Work instruction 1: Summarize the newsgroup post about Jeffrey H. Schwartz's theories in two sentences.
Work instruction 2: Set down the part of the newsgroup post that starts at "Re: Jeffrey H." and ends at "articles and monographs.".

Passage to read:
────
Re: Jeffrey H. Schwartz' theories today - still alive???
Erin Miller (ermiller@tezcat.com)
7 Jul 1995 17:06:21 -0500
In article <3tht52$8en@studium.student.umu.se>,
Ludvig Mortberg <Agneta.Guillemot@historia.umu.se> wrote:
>
>Anyway, I'm not going to debate that here, what I want to ask
>the readers of this newsgroup is how Schwartz' work is regarded
>today, after nearly ten years have past, since the publication
>of "The Red Ape". Have the molecular systematicists "won" the
>battle? Are JHS' theories forgotten? Has Schwartz or anyone else
>published any further evidence supportingor refuting the "orang
>connection" theory? I'm interested in both popular books and
>scientific articles and monographs.
────
Recorded information:
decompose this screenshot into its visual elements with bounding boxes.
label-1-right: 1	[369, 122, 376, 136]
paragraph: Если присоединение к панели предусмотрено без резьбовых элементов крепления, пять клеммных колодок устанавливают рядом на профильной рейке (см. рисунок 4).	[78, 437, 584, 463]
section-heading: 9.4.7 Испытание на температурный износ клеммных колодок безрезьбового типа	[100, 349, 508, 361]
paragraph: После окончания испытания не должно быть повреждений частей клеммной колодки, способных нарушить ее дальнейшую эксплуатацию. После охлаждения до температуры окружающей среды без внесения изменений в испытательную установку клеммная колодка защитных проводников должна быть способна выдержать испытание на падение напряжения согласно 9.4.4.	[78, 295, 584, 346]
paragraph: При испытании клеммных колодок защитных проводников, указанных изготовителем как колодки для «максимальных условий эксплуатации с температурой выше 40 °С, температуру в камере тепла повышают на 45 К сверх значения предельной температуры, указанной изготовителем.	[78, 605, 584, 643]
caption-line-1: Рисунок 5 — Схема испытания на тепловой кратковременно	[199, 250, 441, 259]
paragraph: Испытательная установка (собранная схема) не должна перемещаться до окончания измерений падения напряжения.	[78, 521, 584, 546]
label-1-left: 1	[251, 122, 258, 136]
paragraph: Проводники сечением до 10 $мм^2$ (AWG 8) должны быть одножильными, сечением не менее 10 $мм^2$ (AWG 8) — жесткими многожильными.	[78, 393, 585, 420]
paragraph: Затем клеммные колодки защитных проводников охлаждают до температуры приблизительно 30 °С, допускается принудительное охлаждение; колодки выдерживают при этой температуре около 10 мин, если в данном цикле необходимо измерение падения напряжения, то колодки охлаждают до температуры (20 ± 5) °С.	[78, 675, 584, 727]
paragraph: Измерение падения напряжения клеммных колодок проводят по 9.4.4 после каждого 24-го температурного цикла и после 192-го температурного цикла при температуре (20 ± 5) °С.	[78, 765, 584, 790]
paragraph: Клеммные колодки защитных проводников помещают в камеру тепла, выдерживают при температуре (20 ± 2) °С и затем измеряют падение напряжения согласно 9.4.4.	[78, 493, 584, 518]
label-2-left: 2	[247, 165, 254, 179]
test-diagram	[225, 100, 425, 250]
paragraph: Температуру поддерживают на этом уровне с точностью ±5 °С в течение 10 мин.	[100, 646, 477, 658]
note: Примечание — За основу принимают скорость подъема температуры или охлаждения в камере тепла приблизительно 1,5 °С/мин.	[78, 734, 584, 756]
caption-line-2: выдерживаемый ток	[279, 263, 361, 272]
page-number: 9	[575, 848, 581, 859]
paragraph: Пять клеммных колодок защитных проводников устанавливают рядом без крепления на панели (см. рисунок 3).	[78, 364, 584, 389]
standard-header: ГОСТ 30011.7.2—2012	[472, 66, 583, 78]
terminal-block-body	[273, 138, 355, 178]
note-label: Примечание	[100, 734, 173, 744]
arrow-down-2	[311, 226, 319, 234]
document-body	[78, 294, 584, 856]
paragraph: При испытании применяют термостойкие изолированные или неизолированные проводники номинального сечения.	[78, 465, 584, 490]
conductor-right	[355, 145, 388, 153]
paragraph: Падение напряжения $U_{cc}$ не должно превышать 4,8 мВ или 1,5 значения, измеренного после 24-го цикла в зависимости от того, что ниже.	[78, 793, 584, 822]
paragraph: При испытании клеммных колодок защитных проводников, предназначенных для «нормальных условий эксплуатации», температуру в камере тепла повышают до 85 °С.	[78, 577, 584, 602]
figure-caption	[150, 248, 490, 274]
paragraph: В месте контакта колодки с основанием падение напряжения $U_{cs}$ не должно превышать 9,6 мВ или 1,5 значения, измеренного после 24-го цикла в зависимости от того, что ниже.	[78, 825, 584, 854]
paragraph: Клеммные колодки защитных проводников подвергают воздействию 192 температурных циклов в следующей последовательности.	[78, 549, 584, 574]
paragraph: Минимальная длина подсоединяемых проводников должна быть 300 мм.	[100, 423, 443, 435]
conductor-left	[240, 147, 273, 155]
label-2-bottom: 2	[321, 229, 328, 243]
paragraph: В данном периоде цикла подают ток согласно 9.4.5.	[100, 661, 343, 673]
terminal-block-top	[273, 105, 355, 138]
────
Answer space 1: A post from Erin Miller, dated 7 Jul 1995, quotes Ludvig Mortberg asking newsgroup readers how Jeffrey H. Schwartz's work is regarded nearly ten years after "The Red Ape" was published. The quoted message asks whether the molecular systematicists have "won," whether the theories are forgotten, and whether further evidence supporting or refuting the "orang connection" theory has been published, and it asks for both popular books and scientific articles and monographs.

Answer space 2:
Re: Jeffrey H. Schwartz' theories today - still alive???
Erin Miller (ermiller@tezcat.com)
7 Jul 1995 17:06:21 -0500
In article <3tht52$8en@studium.student.umu.se>,
Ludvig Mortberg <Agneta.Guillemot@historia.umu.se> wrote:
>
>Anyway, I'm not going to debate that here, what I want to ask
>the readers of this newsgroup is how Schwartz' work is regarded
>today, after nearly ten years have past, since the publication
>of "The Red Ape". Have the molecular systematicists "won" the
>battle? Are JHS' theories forgotten? Has Schwartz or anyone else
>published any further evidence supportingor refuting the "orang
>connection" theory? I'm interested in both popular books and
>scientific articles and monographs.